#### [Problem description]
Give back the records below exactly, every one, with no pictures.

#### [Data rows]
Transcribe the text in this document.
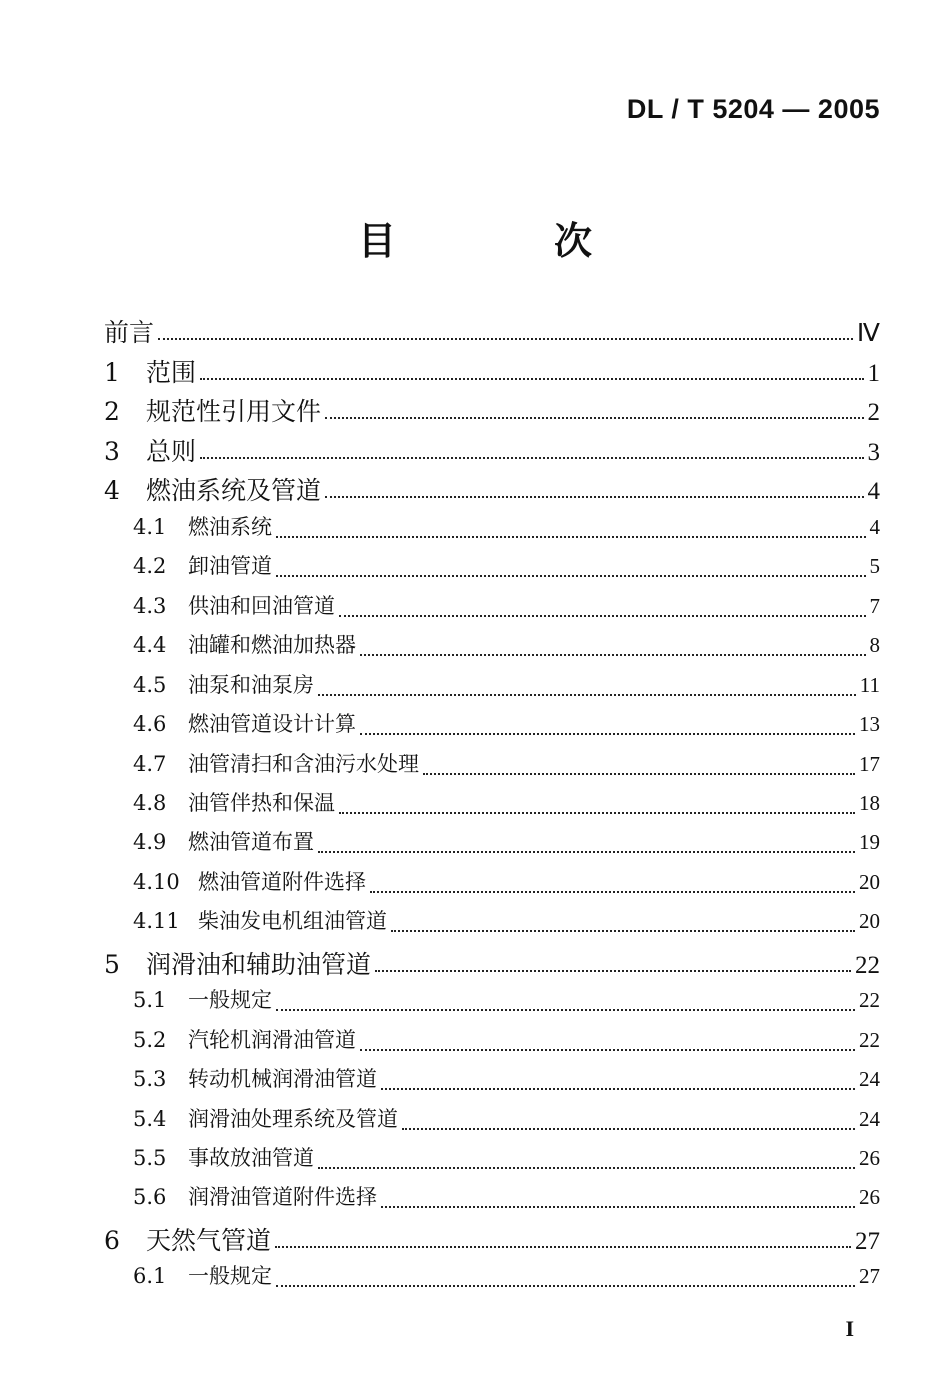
DL / T 5204 — 2005
目　次
前言	Ⅳ
1	范围	1
2	规范性引用文件	2
3	总则	3
4	燃油系统及管道	4
4.1	燃油系统	4
4.2	卸油管道	5
4.3	供油和回油管道	7
4.4	油罐和燃油加热器	8
4.5	油泵和油泵房	11
4.6	燃油管道设计计算	13
4.7	油管清扫和含油污水处理	17
4.8	油管伴热和保温	18
4.9	燃油管道布置	19
4.10 燃油管道附件选择	20
4.11 柴油发电机组油管道	20
5	润滑油和辅助油管道	22
5.1	一般规定	22
5.2	汽轮机润滑油管道	22
5.3	转动机械润滑油管道	24
5.4	润滑油处理系统及管道	24
5.5	事故放油管道	26
5.6	润滑油管道附件选择	26
6	天然气管道	27
6.1	一般规定	27
I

#### [Response for this exercise]
Transcribe the text in this document.
DL / T 5204 — 2005
目　次
前言	Ⅳ
1	范围	1
2	规范性引用文件	2
3	总则	3
4	燃油系统及管道	4
4.1	燃油系统	4
4.2	卸油管道	5
4.3	供油和回油管道	7
4.4	油罐和燃油加热器	8
4.5	油泵和油泵房	11
4.6	燃油管道设计计算	13
4.7	油管清扫和含油污水处理	17
4.8	油管伴热和保温	18
4.9	燃油管道布置	19
4.10 燃油管道附件选择	20
4.11 柴油发电机组油管道	20
5	润滑油和辅助油管道	22
5.1	一般规定	22
5.2	汽轮机润滑油管道	22
5.3	转动机械润滑油管道	24
5.4	润滑油处理系统及管道	24
5.5	事故放油管道	26
5.6	润滑油管道附件选择	26
6	天然气管道	27
6.1	一般规定	27
I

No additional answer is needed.